### Your task
Reproduce all the lines below exactly and omit the images.

### Material provided
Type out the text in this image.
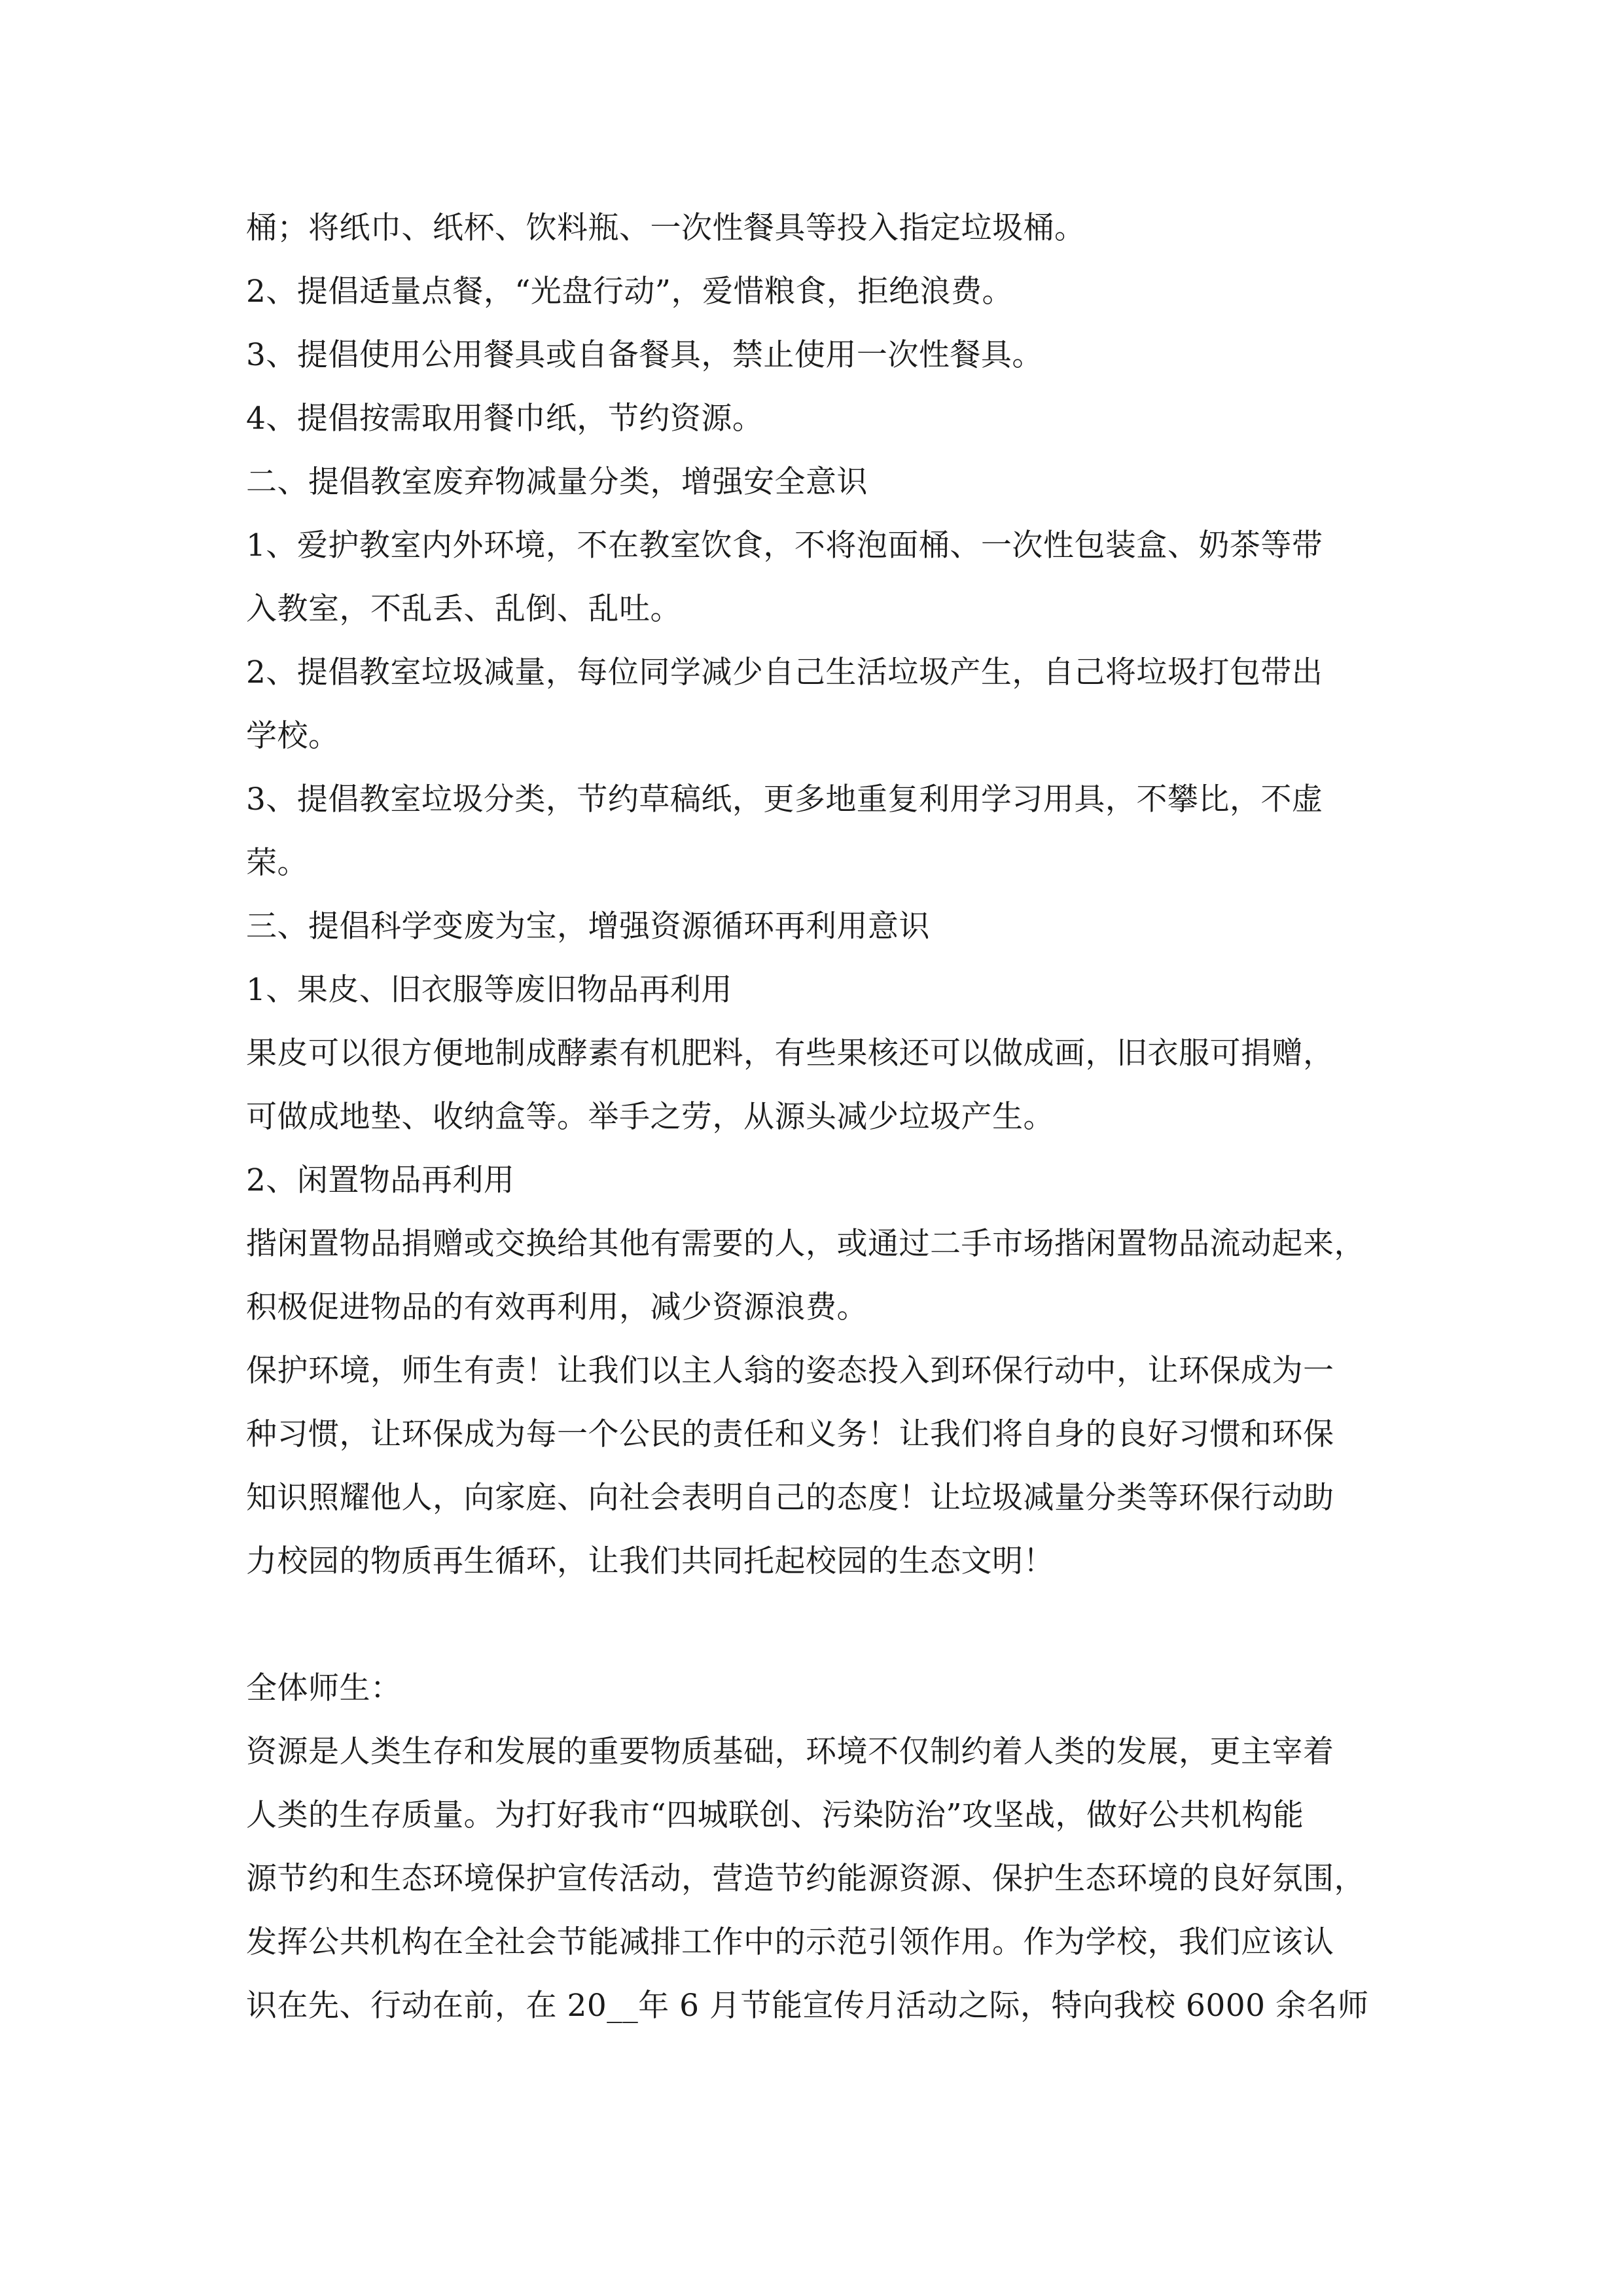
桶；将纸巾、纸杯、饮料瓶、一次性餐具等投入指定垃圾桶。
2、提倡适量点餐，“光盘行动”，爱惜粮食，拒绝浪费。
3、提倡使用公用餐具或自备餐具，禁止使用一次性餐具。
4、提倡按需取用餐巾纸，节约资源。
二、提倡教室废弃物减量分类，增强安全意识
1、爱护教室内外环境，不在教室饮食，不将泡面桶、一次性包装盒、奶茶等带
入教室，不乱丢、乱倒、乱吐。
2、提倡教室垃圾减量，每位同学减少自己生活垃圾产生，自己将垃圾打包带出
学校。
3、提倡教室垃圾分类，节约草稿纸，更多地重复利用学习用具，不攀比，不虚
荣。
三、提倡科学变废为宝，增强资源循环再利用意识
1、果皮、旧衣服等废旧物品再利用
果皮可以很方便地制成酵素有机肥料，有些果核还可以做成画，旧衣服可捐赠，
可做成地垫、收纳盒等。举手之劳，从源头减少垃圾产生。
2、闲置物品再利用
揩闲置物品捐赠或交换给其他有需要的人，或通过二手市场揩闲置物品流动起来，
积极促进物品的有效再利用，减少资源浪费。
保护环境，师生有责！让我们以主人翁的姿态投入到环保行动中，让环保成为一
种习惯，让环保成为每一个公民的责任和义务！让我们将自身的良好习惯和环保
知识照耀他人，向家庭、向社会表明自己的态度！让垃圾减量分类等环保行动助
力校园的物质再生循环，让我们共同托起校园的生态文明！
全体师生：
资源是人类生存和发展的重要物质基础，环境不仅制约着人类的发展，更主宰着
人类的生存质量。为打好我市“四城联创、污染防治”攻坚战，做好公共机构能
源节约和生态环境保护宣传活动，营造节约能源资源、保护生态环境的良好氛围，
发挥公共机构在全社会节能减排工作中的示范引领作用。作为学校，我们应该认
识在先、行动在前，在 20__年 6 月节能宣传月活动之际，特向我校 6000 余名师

### Finished answer
Type out the text in this image.
桶；将纸巾、纸杯、饮料瓶、一次性餐具等投入指定垃圾桶。
2、提倡适量点餐，“光盘行动”，爱惜粮食，拒绝浪费。
3、提倡使用公用餐具或自备餐具，禁止使用一次性餐具。
4、提倡按需取用餐巾纸，节约资源。
二、提倡教室废弃物减量分类，增强安全意识
1、爱护教室内外环境，不在教室饮食，不将泡面桶、一次性包装盒、奶茶等带
入教室，不乱丢、乱倒、乱吐。
2、提倡教室垃圾减量，每位同学减少自己生活垃圾产生，自己将垃圾打包带出
学校。
3、提倡教室垃圾分类，节约草稿纸，更多地重复利用学习用具，不攀比，不虚
荣。
三、提倡科学变废为宝，增强资源循环再利用意识
1、果皮、旧衣服等废旧物品再利用
果皮可以很方便地制成酵素有机肥料，有些果核还可以做成画，旧衣服可捐赠，
可做成地垫、收纳盒等。举手之劳，从源头减少垃圾产生。
2、闲置物品再利用
揩闲置物品捐赠或交换给其他有需要的人，或通过二手市场揩闲置物品流动起来，
积极促进物品的有效再利用，减少资源浪费。
保护环境，师生有责！让我们以主人翁的姿态投入到环保行动中，让环保成为一
种习惯，让环保成为每一个公民的责任和义务！让我们将自身的良好习惯和环保
知识照耀他人，向家庭、向社会表明自己的态度！让垃圾减量分类等环保行动助
力校园的物质再生循环，让我们共同托起校园的生态文明！
全体师生：
资源是人类生存和发展的重要物质基础，环境不仅制约着人类的发展，更主宰着
人类的生存质量。为打好我市“四城联创、污染防治”攻坚战，做好公共机构能
源节约和生态环境保护宣传活动，营造节约能源资源、保护生态环境的良好氛围，
发挥公共机构在全社会节能减排工作中的示范引领作用。作为学校，我们应该认
识在先、行动在前，在 20__年 6 月节能宣传月活动之际，特向我校 6000 余名师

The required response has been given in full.